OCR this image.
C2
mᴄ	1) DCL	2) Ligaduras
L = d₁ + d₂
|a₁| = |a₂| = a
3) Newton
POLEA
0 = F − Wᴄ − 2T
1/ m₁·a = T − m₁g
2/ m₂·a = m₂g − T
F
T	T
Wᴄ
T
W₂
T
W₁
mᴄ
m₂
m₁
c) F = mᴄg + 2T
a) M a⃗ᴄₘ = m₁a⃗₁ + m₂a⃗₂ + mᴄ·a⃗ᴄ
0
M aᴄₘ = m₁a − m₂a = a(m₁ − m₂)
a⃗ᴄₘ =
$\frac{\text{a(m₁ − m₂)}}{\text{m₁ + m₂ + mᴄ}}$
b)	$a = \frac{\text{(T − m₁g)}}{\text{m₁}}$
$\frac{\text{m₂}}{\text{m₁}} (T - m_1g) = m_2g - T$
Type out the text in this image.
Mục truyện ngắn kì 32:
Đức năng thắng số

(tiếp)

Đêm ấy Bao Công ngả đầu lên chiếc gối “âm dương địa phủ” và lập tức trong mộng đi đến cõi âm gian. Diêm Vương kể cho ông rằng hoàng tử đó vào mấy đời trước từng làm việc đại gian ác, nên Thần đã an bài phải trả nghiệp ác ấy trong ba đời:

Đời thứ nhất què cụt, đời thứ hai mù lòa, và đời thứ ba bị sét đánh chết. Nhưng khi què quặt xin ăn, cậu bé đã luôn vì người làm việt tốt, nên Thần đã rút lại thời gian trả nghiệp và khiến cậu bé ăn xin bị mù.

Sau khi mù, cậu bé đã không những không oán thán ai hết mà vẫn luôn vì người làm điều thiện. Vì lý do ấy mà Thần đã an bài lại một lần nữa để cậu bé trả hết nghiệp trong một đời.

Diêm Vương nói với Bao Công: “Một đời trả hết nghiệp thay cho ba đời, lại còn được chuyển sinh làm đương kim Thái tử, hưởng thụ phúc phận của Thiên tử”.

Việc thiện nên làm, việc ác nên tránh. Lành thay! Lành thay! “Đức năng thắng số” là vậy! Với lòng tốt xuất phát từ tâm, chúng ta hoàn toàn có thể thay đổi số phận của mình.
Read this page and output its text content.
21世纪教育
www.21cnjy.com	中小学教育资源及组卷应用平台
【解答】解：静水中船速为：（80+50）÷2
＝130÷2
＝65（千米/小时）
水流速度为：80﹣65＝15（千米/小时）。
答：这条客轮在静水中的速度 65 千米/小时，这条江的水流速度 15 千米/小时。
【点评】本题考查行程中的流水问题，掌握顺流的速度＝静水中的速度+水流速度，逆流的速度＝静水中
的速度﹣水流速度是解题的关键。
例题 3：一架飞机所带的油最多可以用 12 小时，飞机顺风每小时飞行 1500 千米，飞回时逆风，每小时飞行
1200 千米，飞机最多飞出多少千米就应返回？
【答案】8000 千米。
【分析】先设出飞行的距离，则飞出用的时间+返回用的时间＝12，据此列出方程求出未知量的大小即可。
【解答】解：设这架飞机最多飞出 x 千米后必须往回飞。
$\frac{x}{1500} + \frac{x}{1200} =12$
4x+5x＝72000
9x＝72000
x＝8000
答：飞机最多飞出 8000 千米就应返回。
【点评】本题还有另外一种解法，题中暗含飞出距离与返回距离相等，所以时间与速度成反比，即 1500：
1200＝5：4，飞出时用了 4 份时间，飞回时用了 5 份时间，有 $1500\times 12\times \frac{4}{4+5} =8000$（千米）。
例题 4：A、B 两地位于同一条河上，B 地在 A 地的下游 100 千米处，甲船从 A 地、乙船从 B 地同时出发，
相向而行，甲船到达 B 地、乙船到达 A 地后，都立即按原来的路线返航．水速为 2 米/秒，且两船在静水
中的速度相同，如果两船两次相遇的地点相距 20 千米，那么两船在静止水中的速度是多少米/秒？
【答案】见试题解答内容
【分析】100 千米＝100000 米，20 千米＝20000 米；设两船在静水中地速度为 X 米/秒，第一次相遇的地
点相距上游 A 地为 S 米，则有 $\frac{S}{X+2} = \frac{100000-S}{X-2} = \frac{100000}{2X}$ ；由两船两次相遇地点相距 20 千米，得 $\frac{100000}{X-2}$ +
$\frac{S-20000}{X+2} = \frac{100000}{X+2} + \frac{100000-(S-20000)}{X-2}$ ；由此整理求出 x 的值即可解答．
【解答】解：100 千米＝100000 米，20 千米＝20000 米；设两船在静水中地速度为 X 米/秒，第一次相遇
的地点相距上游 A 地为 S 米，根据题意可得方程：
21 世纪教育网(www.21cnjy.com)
----
§ **What is asked**: Where a line of the material above holds the string "text", copy that line.

§ **Full output**:
$\frac{\text{a(m₁ − m₂)}}{\text{m₁ + m₂ + mᴄ}}$
b)	$a = \frac{\text{(T − m₁g)}}{\text{m₁}}$
$\frac{\text{m₂}}{\text{m₁}} (T - m_1g) = m_2g - T$
Type out the text in this image.
Read this page and output its text content.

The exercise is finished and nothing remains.